— start STORED DATA —

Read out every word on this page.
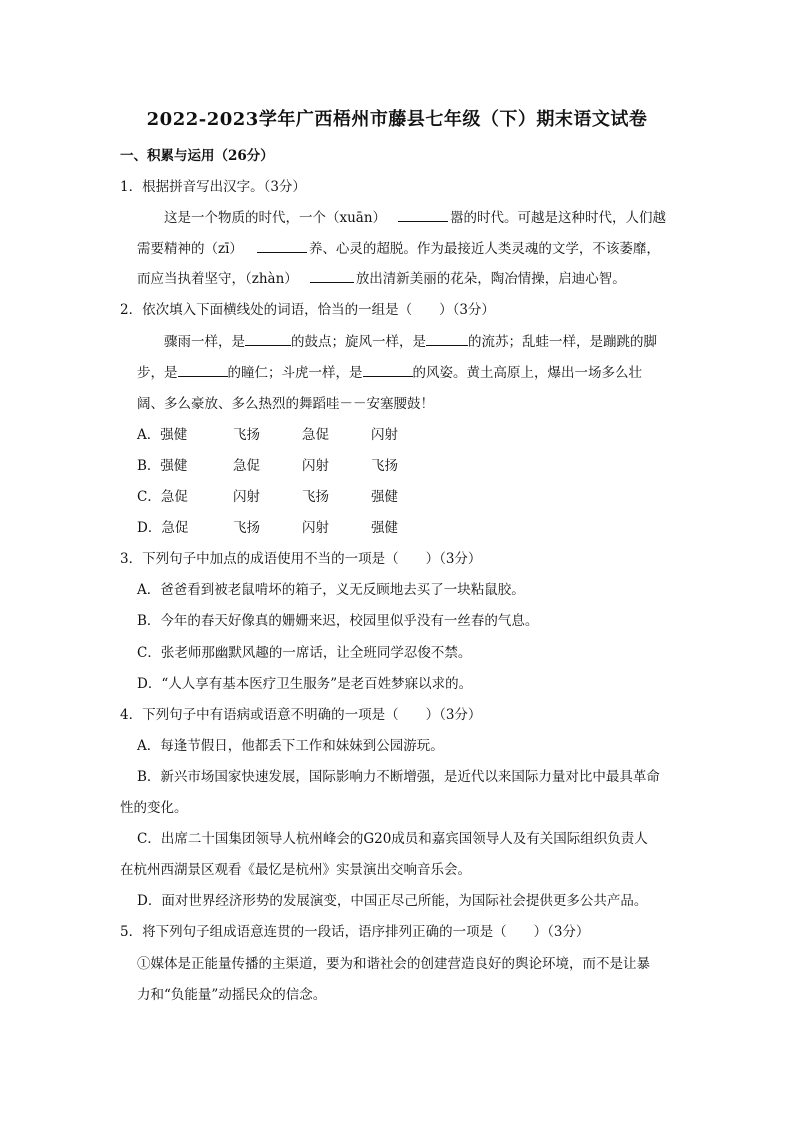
2022-2023学年广西梧州市藤县七年级（下）期末语文试卷
一、积累与运用（26分）
1．根据拼音写出汉字。（3分）
这是一个物质的时代，一个（xuān）	嚣的时代。可越是这种时代，人们越
需要精神的（zī）	养、心灵的超脱。作为最接近人类灵魂的文学，不该萎靡，
而应当执着坚守，（zhàn）	放出清新美丽的花朵，陶冶情操，启迪心智。
2．依次填入下面横线处的词语，恰当的一组是（　　）（3分）
骤雨一样，是	的鼓点；旋风一样，是	的流苏；乱蛙一样，是蹦跳的脚
步，是	的瞳仁；斗虎一样，是	的风姿。黄土高原上，爆出一场多么壮
阔、多么豪放、多么热烈的舞蹈哇－－安塞腰鼓！
A．强健	飞扬	急促	闪射
B．强健	急促	闪射	飞扬
C．急促	闪射	飞扬	强健
D．急促	飞扬	闪射	强健
3．下列句子中加点的成语使用不当的一项是（　　）（3分）
A．爸爸看到被老鼠啃坏的箱子，义无反顾地去买了一块粘鼠胶。
B．今年的春天好像真的姗姗来迟，校园里似乎没有一丝春的气息。
C．张老师那幽默风趣的一席话，让全班同学忍俊不禁。
D．“人人享有基本医疗卫生服务”是老百姓梦寐以求的。
4．下列句子中有语病或语意不明确的一项是（　　）（3分）
A．每逢节假日，他都丢下工作和妹妹到公园游玩。
B．新兴市场国家快速发展，国际影响力不断增强，是近代以来国际力量对比中最具革命
性的变化。
C．出席二十国集团领导人杭州峰会的G20成员和嘉宾国领导人及有关国际组织负责人
在杭州西湖景区观看《最忆是杭州》实景演出交响音乐会。
D．面对世界经济形势的发展演变，中国正尽己所能，为国际社会提供更多公共产品。
5．将下列句子组成语意连贯的一段话，语序排列正确的一项是（　　）（3分）
①媒体是正能量传播的主渠道，要为和谐社会的创建营造良好的舆论环境，而不是让暴
力和“负能量”动摇民众的信念。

— end STORED DATA —

Repeat the data in full and exactly. Omit pictures.

Read out every word on this page.
2022-2023学年广西梧州市藤县七年级（下）期末语文试卷
一、积累与运用（26分）
1．根据拼音写出汉字。（3分）
这是一个物质的时代，一个（xuān）	嚣的时代。可越是这种时代，人们越
需要精神的（zī）	养、心灵的超脱。作为最接近人类灵魂的文学，不该萎靡，
而应当执着坚守，（zhàn）	放出清新美丽的花朵，陶冶情操，启迪心智。
2．依次填入下面横线处的词语，恰当的一组是（　　）（3分）
骤雨一样，是	的鼓点；旋风一样，是	的流苏；乱蛙一样，是蹦跳的脚
步，是	的瞳仁；斗虎一样，是	的风姿。黄土高原上，爆出一场多么壮
阔、多么豪放、多么热烈的舞蹈哇－－安塞腰鼓！
A．强健	飞扬	急促	闪射
B．强健	急促	闪射	飞扬
C．急促	闪射	飞扬	强健
D．急促	飞扬	闪射	强健
3．下列句子中加点的成语使用不当的一项是（　　）（3分）
A．爸爸看到被老鼠啃坏的箱子，义无反顾地去买了一块粘鼠胶。
B．今年的春天好像真的姗姗来迟，校园里似乎没有一丝春的气息。
C．张老师那幽默风趣的一席话，让全班同学忍俊不禁。
D．“人人享有基本医疗卫生服务”是老百姓梦寐以求的。
4．下列句子中有语病或语意不明确的一项是（　　）（3分）
A．每逢节假日，他都丢下工作和妹妹到公园游玩。
B．新兴市场国家快速发展，国际影响力不断增强，是近代以来国际力量对比中最具革命
性的变化。
C．出席二十国集团领导人杭州峰会的G20成员和嘉宾国领导人及有关国际组织负责人
在杭州西湖景区观看《最忆是杭州》实景演出交响音乐会。
D．面对世界经济形势的发展演变，中国正尽己所能，为国际社会提供更多公共产品。
5．将下列句子组成语意连贯的一段话，语序排列正确的一项是（　　）（3分）
①媒体是正能量传播的主渠道，要为和谐社会的创建营造良好的舆论环境，而不是让暴
力和“负能量”动摇民众的信念。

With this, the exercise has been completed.